■ **Set problem**
Find the lines holding the string "Konkursie" in the data, then copy all of them.

■ **Excerpted data**
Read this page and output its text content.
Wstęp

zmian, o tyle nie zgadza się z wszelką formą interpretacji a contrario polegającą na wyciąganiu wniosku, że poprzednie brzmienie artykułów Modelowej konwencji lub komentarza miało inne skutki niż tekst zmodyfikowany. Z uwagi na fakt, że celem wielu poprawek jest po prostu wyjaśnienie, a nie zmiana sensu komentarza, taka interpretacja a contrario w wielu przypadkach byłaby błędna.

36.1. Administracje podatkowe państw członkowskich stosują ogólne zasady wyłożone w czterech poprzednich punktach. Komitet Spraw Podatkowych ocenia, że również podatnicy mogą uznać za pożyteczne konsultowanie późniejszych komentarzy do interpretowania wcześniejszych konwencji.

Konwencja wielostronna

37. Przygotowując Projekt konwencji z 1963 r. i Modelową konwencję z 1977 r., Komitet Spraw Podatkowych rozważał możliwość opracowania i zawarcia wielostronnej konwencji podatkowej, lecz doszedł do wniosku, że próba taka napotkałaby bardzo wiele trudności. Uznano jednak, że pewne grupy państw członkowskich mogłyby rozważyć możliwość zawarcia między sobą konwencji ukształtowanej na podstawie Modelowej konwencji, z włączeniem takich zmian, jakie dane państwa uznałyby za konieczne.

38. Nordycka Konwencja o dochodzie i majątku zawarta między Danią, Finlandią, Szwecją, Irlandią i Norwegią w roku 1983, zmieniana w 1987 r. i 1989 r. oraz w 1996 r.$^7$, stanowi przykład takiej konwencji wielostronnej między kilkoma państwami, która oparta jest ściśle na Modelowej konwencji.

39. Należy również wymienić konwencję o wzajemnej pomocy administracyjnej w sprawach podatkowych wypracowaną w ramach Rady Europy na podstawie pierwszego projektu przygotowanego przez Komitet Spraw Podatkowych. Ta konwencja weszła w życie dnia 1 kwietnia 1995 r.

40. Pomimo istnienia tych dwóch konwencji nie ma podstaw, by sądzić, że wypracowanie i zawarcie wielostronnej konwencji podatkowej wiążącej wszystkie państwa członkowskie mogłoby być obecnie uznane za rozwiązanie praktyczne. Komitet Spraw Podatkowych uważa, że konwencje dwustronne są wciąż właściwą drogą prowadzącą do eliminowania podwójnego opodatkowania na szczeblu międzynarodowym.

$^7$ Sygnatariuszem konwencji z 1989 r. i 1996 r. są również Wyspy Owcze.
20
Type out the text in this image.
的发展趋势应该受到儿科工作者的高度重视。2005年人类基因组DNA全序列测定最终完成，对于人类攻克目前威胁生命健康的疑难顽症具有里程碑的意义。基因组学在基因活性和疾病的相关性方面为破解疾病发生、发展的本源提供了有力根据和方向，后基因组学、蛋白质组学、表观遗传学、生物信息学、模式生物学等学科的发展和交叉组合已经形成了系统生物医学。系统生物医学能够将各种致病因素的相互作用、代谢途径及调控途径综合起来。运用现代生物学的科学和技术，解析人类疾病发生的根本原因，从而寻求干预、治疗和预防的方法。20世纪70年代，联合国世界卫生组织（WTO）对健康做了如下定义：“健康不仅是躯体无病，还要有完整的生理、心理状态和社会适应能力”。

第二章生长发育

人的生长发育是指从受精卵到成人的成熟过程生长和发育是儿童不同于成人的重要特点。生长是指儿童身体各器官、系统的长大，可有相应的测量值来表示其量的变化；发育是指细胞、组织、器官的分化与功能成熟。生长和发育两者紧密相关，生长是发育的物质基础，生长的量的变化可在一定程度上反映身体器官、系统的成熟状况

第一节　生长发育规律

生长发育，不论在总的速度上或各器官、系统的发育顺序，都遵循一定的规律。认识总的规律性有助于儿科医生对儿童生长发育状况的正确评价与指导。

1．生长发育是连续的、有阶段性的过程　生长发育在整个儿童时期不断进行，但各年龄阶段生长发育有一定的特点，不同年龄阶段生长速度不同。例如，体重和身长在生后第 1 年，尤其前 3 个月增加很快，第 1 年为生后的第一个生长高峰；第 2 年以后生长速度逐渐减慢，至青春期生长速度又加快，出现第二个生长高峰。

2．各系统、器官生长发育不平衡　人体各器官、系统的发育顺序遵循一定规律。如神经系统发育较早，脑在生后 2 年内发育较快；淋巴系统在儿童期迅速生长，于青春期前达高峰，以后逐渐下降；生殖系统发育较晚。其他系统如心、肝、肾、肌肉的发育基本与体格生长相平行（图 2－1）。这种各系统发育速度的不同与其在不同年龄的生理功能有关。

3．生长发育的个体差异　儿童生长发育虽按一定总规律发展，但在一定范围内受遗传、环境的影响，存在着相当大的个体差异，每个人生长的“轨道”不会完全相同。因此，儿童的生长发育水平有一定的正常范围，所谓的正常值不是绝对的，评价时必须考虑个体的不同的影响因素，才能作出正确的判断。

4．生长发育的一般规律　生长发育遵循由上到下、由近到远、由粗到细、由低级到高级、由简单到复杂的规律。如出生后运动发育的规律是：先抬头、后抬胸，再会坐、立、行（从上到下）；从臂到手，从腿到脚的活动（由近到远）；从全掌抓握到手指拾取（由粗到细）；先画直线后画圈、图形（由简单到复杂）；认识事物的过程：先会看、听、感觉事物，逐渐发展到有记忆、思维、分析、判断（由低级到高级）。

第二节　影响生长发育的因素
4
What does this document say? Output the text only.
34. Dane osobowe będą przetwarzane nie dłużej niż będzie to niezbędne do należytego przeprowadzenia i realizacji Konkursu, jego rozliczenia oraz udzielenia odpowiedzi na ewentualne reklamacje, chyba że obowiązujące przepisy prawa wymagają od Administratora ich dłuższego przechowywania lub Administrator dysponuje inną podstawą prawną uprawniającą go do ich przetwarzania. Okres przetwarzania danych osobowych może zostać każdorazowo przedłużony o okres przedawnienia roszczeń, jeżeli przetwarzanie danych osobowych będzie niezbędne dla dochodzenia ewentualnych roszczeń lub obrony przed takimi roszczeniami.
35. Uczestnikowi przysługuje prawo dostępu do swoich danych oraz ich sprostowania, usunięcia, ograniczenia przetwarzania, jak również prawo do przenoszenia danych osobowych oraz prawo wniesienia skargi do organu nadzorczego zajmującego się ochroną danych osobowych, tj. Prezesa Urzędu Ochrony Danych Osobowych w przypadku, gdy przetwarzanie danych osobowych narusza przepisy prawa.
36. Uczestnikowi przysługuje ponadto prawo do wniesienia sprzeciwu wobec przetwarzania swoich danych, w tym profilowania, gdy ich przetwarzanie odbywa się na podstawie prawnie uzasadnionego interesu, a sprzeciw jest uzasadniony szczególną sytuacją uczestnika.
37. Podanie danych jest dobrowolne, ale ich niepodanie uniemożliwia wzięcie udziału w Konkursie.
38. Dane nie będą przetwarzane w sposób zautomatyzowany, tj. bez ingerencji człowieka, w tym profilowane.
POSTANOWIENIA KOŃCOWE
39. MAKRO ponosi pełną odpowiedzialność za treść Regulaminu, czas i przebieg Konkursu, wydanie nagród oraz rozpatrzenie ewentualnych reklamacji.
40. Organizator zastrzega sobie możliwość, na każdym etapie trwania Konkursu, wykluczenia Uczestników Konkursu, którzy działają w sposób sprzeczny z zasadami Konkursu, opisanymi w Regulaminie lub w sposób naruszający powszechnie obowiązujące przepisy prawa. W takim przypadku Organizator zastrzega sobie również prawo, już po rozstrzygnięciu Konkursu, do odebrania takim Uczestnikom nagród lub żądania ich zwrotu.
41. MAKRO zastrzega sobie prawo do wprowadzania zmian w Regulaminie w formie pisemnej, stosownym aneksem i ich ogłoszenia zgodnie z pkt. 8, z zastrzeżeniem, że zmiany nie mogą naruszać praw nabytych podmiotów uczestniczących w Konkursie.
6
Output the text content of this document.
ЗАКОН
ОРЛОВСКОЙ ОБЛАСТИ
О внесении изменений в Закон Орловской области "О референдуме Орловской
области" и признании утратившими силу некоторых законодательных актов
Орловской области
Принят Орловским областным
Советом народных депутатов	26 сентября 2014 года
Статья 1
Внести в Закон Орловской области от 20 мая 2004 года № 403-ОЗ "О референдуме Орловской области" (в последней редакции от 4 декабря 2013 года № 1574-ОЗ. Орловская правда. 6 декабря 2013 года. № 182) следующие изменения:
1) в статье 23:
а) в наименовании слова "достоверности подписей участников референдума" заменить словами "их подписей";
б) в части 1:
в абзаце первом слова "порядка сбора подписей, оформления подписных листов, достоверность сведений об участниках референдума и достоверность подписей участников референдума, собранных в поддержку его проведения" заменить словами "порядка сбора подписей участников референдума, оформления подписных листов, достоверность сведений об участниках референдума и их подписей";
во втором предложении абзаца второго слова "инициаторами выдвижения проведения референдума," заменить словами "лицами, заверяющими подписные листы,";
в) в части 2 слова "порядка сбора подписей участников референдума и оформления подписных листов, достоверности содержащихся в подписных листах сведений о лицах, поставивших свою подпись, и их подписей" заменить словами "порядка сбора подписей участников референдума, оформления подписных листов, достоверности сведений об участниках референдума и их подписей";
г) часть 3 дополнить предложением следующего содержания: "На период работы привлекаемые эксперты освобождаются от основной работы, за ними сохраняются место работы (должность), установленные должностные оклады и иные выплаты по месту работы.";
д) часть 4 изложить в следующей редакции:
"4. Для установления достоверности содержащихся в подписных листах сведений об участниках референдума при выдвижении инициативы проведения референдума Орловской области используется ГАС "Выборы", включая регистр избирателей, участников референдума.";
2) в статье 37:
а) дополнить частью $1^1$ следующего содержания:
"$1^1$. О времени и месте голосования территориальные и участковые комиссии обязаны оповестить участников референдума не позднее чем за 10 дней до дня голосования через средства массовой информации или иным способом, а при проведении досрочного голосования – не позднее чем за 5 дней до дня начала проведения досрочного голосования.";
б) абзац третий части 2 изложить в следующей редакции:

■ **Output for this exercise**
37. Podanie danych jest dobrowolne, ale ich niepodanie uniemożliwia wzięcie udziału w Konkursie.
41. MAKRO zastrzega sobie prawo do wprowadzania zmian w Regulaminie w formie pisemnej, stosownym aneksem i ich ogłoszenia zgodnie z pkt. 8, z zastrzeżeniem, że zmiany nie mogą naruszać praw nabytych podmiotów uczestniczących w Konkursie.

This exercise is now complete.